Repeat each line word for word.

Extracted records
★ ★ ★
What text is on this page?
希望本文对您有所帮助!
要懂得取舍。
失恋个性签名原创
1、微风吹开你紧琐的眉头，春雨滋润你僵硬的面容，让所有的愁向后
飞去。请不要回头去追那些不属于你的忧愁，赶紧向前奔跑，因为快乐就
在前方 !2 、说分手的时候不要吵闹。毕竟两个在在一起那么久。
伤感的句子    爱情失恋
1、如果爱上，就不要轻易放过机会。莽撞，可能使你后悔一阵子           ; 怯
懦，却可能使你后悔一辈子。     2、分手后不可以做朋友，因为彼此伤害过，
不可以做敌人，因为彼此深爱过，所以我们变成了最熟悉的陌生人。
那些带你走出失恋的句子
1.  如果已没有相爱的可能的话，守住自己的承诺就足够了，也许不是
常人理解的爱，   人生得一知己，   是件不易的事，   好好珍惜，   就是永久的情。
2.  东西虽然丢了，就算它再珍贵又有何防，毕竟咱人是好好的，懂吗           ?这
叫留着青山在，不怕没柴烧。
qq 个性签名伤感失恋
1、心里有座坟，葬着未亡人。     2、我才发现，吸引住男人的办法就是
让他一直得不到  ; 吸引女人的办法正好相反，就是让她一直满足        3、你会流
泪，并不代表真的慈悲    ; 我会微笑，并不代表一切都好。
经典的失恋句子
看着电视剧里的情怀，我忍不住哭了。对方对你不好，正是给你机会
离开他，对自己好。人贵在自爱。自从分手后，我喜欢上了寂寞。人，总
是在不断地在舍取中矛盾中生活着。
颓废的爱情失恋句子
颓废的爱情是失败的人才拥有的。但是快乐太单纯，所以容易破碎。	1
★ ★ ★
** Solution **
What text is on this page?
希望本文对您有所帮助!
要懂得取舍。
失恋个性签名原创
1、微风吹开你紧琐的眉头，春雨滋润你僵硬的面容，让所有的愁向后
飞去。请不要回头去追那些不属于你的忧愁，赶紧向前奔跑，因为快乐就
在前方 !2 、说分手的时候不要吵闹。毕竟两个在在一起那么久。
伤感的句子    爱情失恋
1、如果爱上，就不要轻易放过机会。莽撞，可能使你后悔一阵子           ; 怯
懦，却可能使你后悔一辈子。     2、分手后不可以做朋友，因为彼此伤害过，
不可以做敌人，因为彼此深爱过，所以我们变成了最熟悉的陌生人。
那些带你走出失恋的句子
1.  如果已没有相爱的可能的话，守住自己的承诺就足够了，也许不是
常人理解的爱，   人生得一知己，   是件不易的事，   好好珍惜，   就是永久的情。
2.  东西虽然丢了，就算它再珍贵又有何防，毕竟咱人是好好的，懂吗           ?这
叫留着青山在，不怕没柴烧。
qq 个性签名伤感失恋
1、心里有座坟，葬着未亡人。     2、我才发现，吸引住男人的办法就是
让他一直得不到  ; 吸引女人的办法正好相反，就是让她一直满足        3、你会流
泪，并不代表真的慈悲    ; 我会微笑，并不代表一切都好。
经典的失恋句子
看着电视剧里的情怀，我忍不住哭了。对方对你不好，正是给你机会
离开他，对自己好。人贵在自爱。自从分手后，我喜欢上了寂寞。人，总
是在不断地在舍取中矛盾中生活着。
颓废的爱情失恋句子
颓废的爱情是失败的人才拥有的。但是快乐太单纯，所以容易破碎。	1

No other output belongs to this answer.